◆ EXERCISE OBJECTIVE ◆
Rewrite only the items from the line with "288, 410, 335]" to the line with "data-labels: 82.21 81.67", replacing "bar" with "column" and leaving everything else unchanged.

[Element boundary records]
>>>>>

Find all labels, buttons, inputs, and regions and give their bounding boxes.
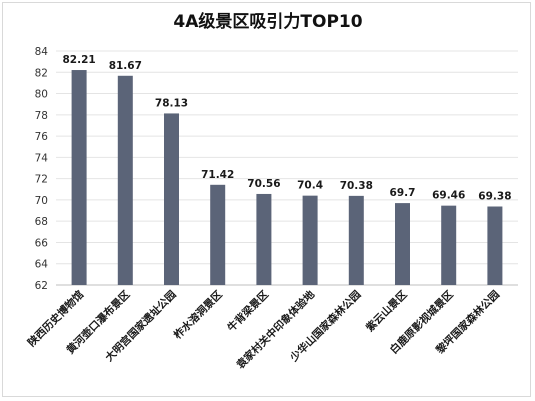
x-tick-label: 紫云山景区	[363, 288, 410, 335]
data-label: 70.4	[297, 180, 323, 192]
y-tick-label: 84	[35, 46, 49, 58]
data-label: 69.38	[478, 191, 511, 203]
y-tick-label: 68	[35, 216, 48, 228]
data-label: 71.42	[201, 169, 234, 181]
y-tick-label: 62	[35, 280, 48, 292]
data-label: 69.7	[390, 187, 416, 199]
data-label: 81.67	[109, 60, 142, 72]
y-tick-label: 72	[35, 174, 48, 186]
bar	[348, 195, 364, 285]
y-axis-ticks: 62 64 66 68 70 72 74 76 78 80 82 84	[35, 46, 49, 292]
bar	[71, 70, 87, 285]
data-label: 82.21	[62, 54, 95, 66]
bar	[302, 195, 318, 285]
bar	[487, 206, 503, 285]
data-label: 70.56	[247, 178, 280, 190]
x-tick-label: 柞水溶洞景区	[171, 288, 225, 342]
y-tick-label: 74	[35, 152, 49, 164]
bar	[441, 205, 457, 285]
y-tick-label: 76	[35, 131, 49, 143]
data-label: 70.38	[340, 180, 373, 192]
bar	[395, 203, 410, 285]
y-tick-label: 66	[35, 237, 49, 249]
bar	[164, 113, 179, 285]
y-tick-label: 82	[35, 67, 48, 79]
bar	[210, 184, 226, 285]
data-labels: 82.21 81.67 78.13 71.42 70.56 70.4 70.38 69.7 69…	[62, 54, 511, 202]
y-tick-label: 70	[35, 195, 48, 207]
data-label: 78.13	[155, 97, 188, 109]
data-label: 69.46	[432, 190, 465, 202]
x-tick-label: 袁家村关中印象体验地	[233, 288, 317, 372]
gridlines	[56, 50, 518, 286]
y-tick-label: 78	[35, 110, 48, 122]
chart-title: 4A级景区吸引力TOP10	[173, 11, 362, 32]
bar	[117, 75, 133, 285]
bar	[256, 193, 272, 285]
y-tick-label: 64	[35, 259, 49, 271]
bars	[71, 70, 503, 285]
x-tick-label: 牛背梁景区	[225, 288, 272, 335]
y-tick-label: 80	[35, 89, 48, 101]
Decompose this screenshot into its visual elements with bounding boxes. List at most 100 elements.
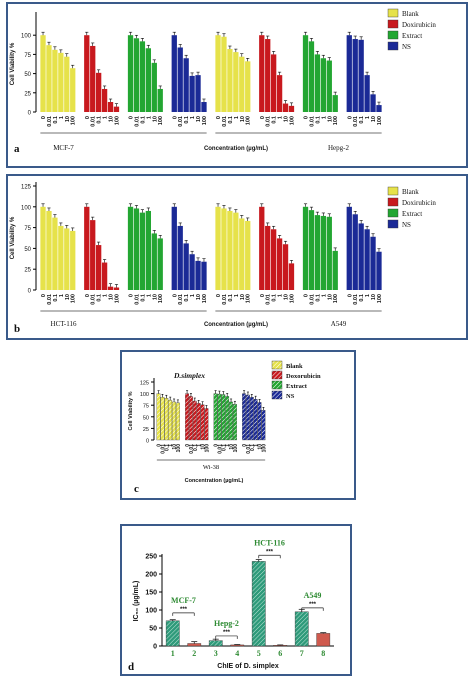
bar-mcf-7-blank-2	[52, 49, 58, 112]
x-tick-label: 1	[103, 116, 109, 119]
x-tick-label: 0.01	[91, 116, 97, 127]
x-tick-label: 0.1	[193, 444, 199, 451]
bar-a549-extract-3	[320, 215, 326, 290]
bar-a549-extract-0	[302, 206, 309, 290]
x-tick-label: 0.1	[97, 294, 103, 302]
legend-label-extract: Extract	[286, 383, 308, 390]
y-tick-label: 25	[143, 427, 149, 433]
x-tick-label: 10	[240, 116, 246, 122]
bar-mcf-7-extract-1	[133, 38, 140, 112]
bar-hct-116-doxorubicin-0	[84, 206, 90, 290]
x-tick-label: 0.1	[164, 444, 170, 451]
x-axis-label: Concentration (µg/mL)	[204, 146, 268, 152]
x-tick-label: 0.01	[47, 294, 53, 305]
bar-wi-38-ns-0	[242, 393, 246, 441]
x-tick-label: 10	[152, 294, 158, 300]
x-tick-label: 0.1	[272, 116, 278, 124]
x-tick-label: 1	[321, 294, 327, 297]
bar-hct-116-extract-2	[139, 212, 146, 290]
x-tick-label: 0.1	[228, 294, 234, 302]
bar-hepg-2-doxorubicin-1	[265, 39, 271, 112]
bar-hct-116-ns-4	[195, 260, 201, 290]
bar-mcf-7-doxorubicin-2	[96, 72, 102, 112]
bar-hct-116-blank-4	[64, 228, 70, 290]
x-tick-label: 0.01	[178, 116, 184, 127]
x-tick-label: 0.01	[91, 294, 97, 305]
bar-wi-38-extract-0	[213, 393, 218, 441]
cell-line-label-0: Wi-38	[203, 464, 219, 471]
legend-label-ns: NS	[402, 43, 411, 51]
y-tick-label: 50	[149, 626, 157, 633]
x-tick-label: 0	[41, 116, 47, 119]
cell-line-label-0: MCF-7	[53, 144, 74, 152]
x-tick-label: 3	[214, 649, 218, 658]
ic50-bar-1	[165, 620, 180, 647]
y-tick-label: 125	[140, 381, 149, 387]
x-tick-label: 0.1	[221, 444, 227, 451]
x-tick-label: 1	[278, 294, 284, 297]
x-tick-label: 100	[333, 116, 339, 125]
legend-label-ns: NS	[402, 221, 411, 229]
ic50-bar-4	[230, 644, 245, 647]
bar-a549-blank-4	[239, 218, 245, 290]
bar-hct-116-blank-5	[70, 230, 76, 290]
legend-swatch-blank	[387, 186, 399, 196]
x-tick-label: 0	[216, 294, 222, 297]
y-tick-label: 100	[145, 608, 157, 615]
bar-hepg-2-blank-0	[215, 35, 221, 113]
x-tick-label: 100	[246, 116, 252, 125]
bar-mcf-7-blank-0	[40, 35, 46, 113]
x-tick-label: 0.1	[272, 294, 278, 302]
x-tick-label: 100	[158, 294, 164, 303]
x-tick-label: 1	[146, 116, 152, 119]
x-tick-label: 0.1	[359, 294, 365, 302]
y-axis-label: Cell Viability %	[10, 42, 16, 85]
x-tick-label: 10	[65, 294, 71, 300]
bar-mcf-7-extract-5	[157, 88, 163, 112]
cell-line-label-1: Hepg-2	[328, 144, 349, 152]
bar-hepg-2-ns-3	[364, 75, 370, 112]
x-tick-label: 100	[176, 444, 182, 453]
x-tick-label: 0	[157, 444, 163, 447]
x-tick-label: 100	[114, 116, 120, 125]
bar-wi-38-doxorubicin-0	[185, 393, 189, 441]
x-tick-label: 1	[254, 444, 260, 447]
significance-stars: ***	[223, 630, 231, 636]
legend-label-blank: Blank	[402, 10, 419, 18]
bar-hct-116-ns-1	[177, 225, 183, 290]
bar-hct-116-doxorubicin-4	[107, 286, 114, 290]
bar-hepg-2-ns-2	[358, 39, 364, 112]
x-tick-label: 10	[371, 116, 377, 122]
x-tick-label: 1	[190, 294, 196, 297]
bar-wi-38-blank-0	[156, 393, 161, 441]
x-tick-label: 10	[196, 116, 202, 122]
legend-swatch-extract	[387, 30, 399, 40]
y-tick-label: 75	[24, 53, 31, 59]
bar-a549-blank-5	[245, 220, 251, 290]
bar-hct-116-blank-2	[52, 217, 58, 290]
bar-a549-ns-4	[370, 236, 376, 290]
bar-mcf-7-extract-4	[151, 62, 157, 112]
x-tick-label: 0	[85, 116, 91, 119]
x-tick-label: 0	[260, 116, 266, 119]
x-tick-label: 0.1	[97, 116, 103, 124]
x-tick-label: 0.1	[315, 294, 321, 302]
x-tick-label: 0.01	[160, 444, 166, 454]
bar-wi-38-ns-5	[261, 410, 266, 441]
x-tick-label: 1	[225, 444, 231, 447]
x-tick-label: 10	[258, 444, 264, 450]
bar-mcf-7-extract-2	[139, 41, 146, 112]
bar-wi-38-blank-1	[160, 397, 165, 441]
x-tick-label: 10	[327, 116, 333, 122]
annotation-label-3: A549	[304, 591, 322, 600]
y-tick-label: 100	[21, 34, 32, 40]
bar-hepg-2-ns-1	[352, 39, 358, 112]
x-tick-label: 0	[172, 116, 178, 119]
bar-hct-116-ns-2	[183, 243, 189, 290]
bar-hepg-2-blank-3	[233, 52, 239, 112]
legend-swatch-blank	[387, 8, 399, 18]
significance-stars: ***	[266, 549, 274, 555]
legend-swatch-doxorubicin	[387, 19, 399, 29]
bar-a549-doxorubicin-0	[259, 206, 265, 290]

<<<<<

◆ CORRECT RESULT ◆
x-tick-label: 紫云山景区	[363, 288, 410, 335]
data-label: 70.4	[297, 180, 323, 192]
y-tick-label: 84	[35, 46, 49, 58]
data-label: 69.38	[478, 191, 511, 203]
y-tick-label: 68	[35, 216, 48, 228]
data-label: 71.42	[201, 169, 234, 181]
y-tick-label: 62	[35, 280, 48, 292]
data-label: 69.7	[390, 187, 416, 199]
data-label: 81.67	[109, 60, 142, 72]
y-tick-label: 72	[35, 174, 48, 186]
column	[348, 195, 364, 285]
y-axis-ticks: 62 64 66 68 70 72 74 76 78 80 82 84	[35, 46, 49, 292]
column	[71, 70, 87, 285]
data-label: 82.21	[62, 54, 95, 66]
column	[302, 195, 318, 285]
column	[487, 206, 503, 285]
data-label: 70.56	[247, 178, 280, 190]
x-tick-label: 柞水溶洞景区	[171, 288, 225, 342]
y-tick-label: 74	[35, 152, 49, 164]
column	[441, 205, 457, 285]
y-tick-label: 76	[35, 131, 49, 143]
data-label: 70.38	[340, 180, 373, 192]
column	[395, 203, 410, 285]
y-tick-label: 66	[35, 237, 49, 249]
column	[164, 113, 179, 285]
y-tick-label: 82	[35, 67, 48, 79]
column	[210, 184, 226, 285]
data-labels: 82.21 81.67 78.13 71.42 70.56 70.4 70.38 69.7 69…	[62, 54, 511, 202]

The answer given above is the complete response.